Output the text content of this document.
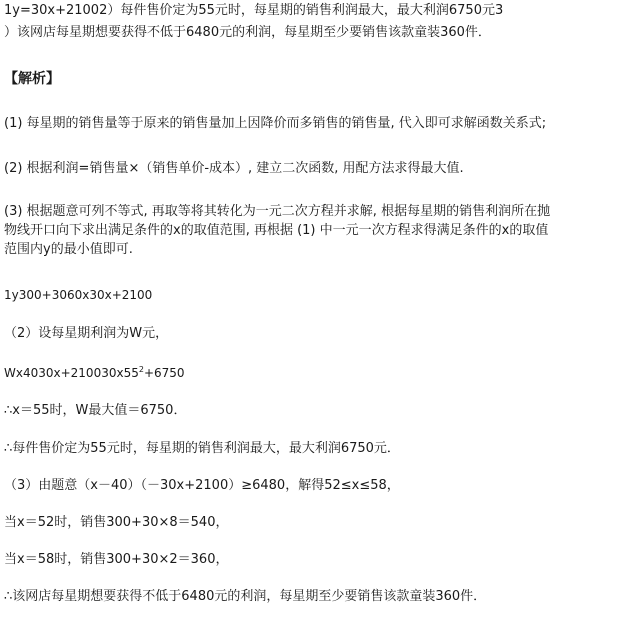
1y=30x+21002）每件售价定为55元时，每星期的销售利润最大，最大利润6750元3
）该网店每星期想要获得不低于6480元的利润，每星期至少要销售该款童装360件．
【解析】
(1) 每星期的销售量等于原来的销售量加上因降价而多销售的销售量, 代入即可求解函数关系式;
(2) 根据利润=销售量×（销售单价-成本）, 建立二次函数, 用配方法求得最大值.
(3) 根据题意可列不等式, 再取等将其转化为一元二次方程并求解, 根据每星期的销售利润所在抛
物线开口向下求出满足条件的x的取值范围, 再根据 (1) 中一元一次方程求得满足条件的x的取值
范围内y的最小值即可.
1y300+3060x30x+2100
（2）设每星期利润为W元，
$Wx4030x+210030x55^2+6750$
∴x＝55时，W最大值＝6750．
∴每件售价定为55元时，每星期的销售利润最大，最大利润6750元．
（3）由题意（x－40）（－30x+2100）≥6480，解得52≤x≤58，
当x＝52时，销售300+30×8＝540，
当x＝58时，销售300+30×2＝360，
∴该网店每星期想要获得不低于6480元的利润，每星期至少要销售该款童装360件．
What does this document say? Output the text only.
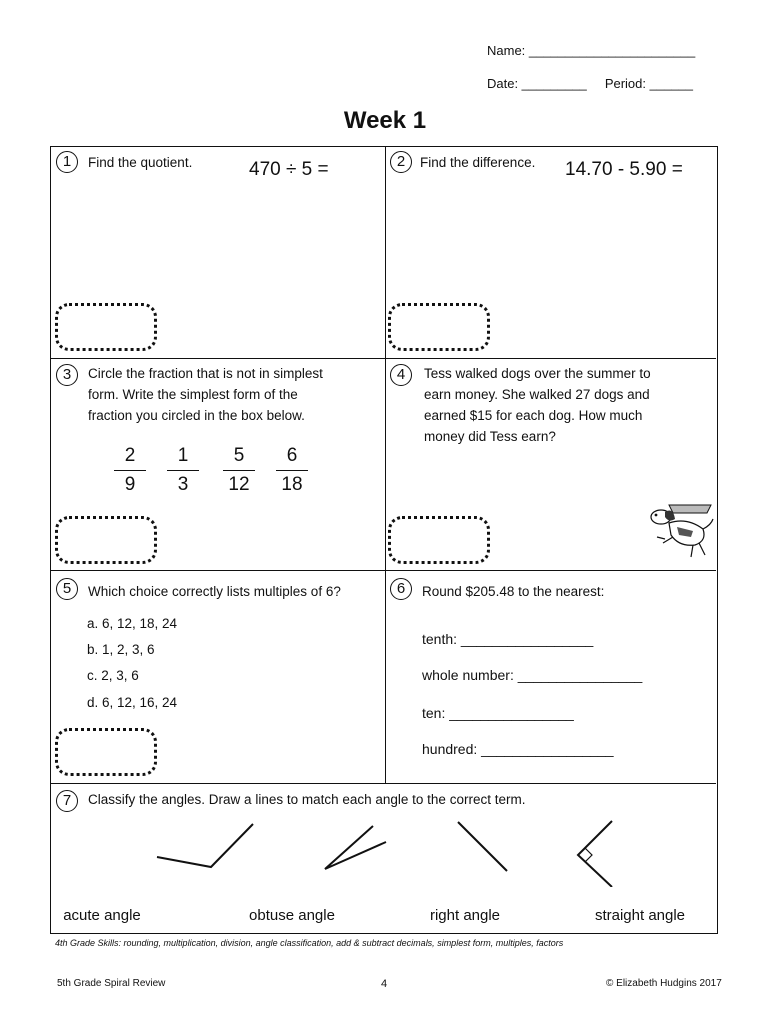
Name: _______________________
Date: _________     Period: ______
Week 1
1	Find the quotient.	470 ÷ 5 =	2	Find the difference. 14.70 - 5.90 =
3	Circle the fraction that is not in simplest
form. Write the simplest form of the
fraction you circled in the box below.
2
9
1
3
5
12
6
18
4	Tess walked dogs over the summer to
earn money. She walked 27 dogs and
earned $15 for each dog. How much
money did Tess earn?
5	Which choice correctly lists multiples of 6?
a. 6, 12, 18, 24
b. 1, 2, 3, 6
c. 2, 3, 6
d. 6, 12, 16, 24
6	Round $205.48 to the nearest:
tenth: _________________
whole number: ________________
ten: ________________
hundred: _________________
7	Classify the angles. Draw a lines to match each angle to the correct term.
acute angle	obtuse angle	right angle	straight angle
4th Grade Skills: rounding, multiplication, division, angle classification, add & subtract decimals, simplest form, multiples, factors
5th Grade Spiral Review	4	© Elizabeth Hudgins 2017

::::::::::

▶ _Task_: Write out an exact reproduction of the lines from the line that holds "What does this" to the bottom of the listing above, both ends included. Exclude pictures.

▶ _Exercise output_:
What does this document say? Output the text only.
Name: _______________________
Date: _________     Period: ______
Week 1
1	Find the quotient.	470 ÷ 5 =	2	Find the difference. 14.70 - 5.90 =
3	Circle the fraction that is not in simplest
form. Write the simplest form of the
fraction you circled in the box below.
2
9
1
3
5
12
6
18
4	Tess walked dogs over the summer to
earn money. She walked 27 dogs and
earned $15 for each dog. How much
money did Tess earn?
5	Which choice correctly lists multiples of 6?
a. 6, 12, 18, 24
b. 1, 2, 3, 6
c. 2, 3, 6
d. 6, 12, 16, 24
6	Round $205.48 to the nearest:
tenth: _________________
whole number: ________________
ten: ________________
hundred: _________________
7	Classify the angles. Draw a lines to match each angle to the correct term.
acute angle	obtuse angle	right angle	straight angle
4th Grade Skills: rounding, multiplication, division, angle classification, add & subtract decimals, simplest form, multiples, factors
5th Grade Spiral Review	4	© Elizabeth Hudgins 2017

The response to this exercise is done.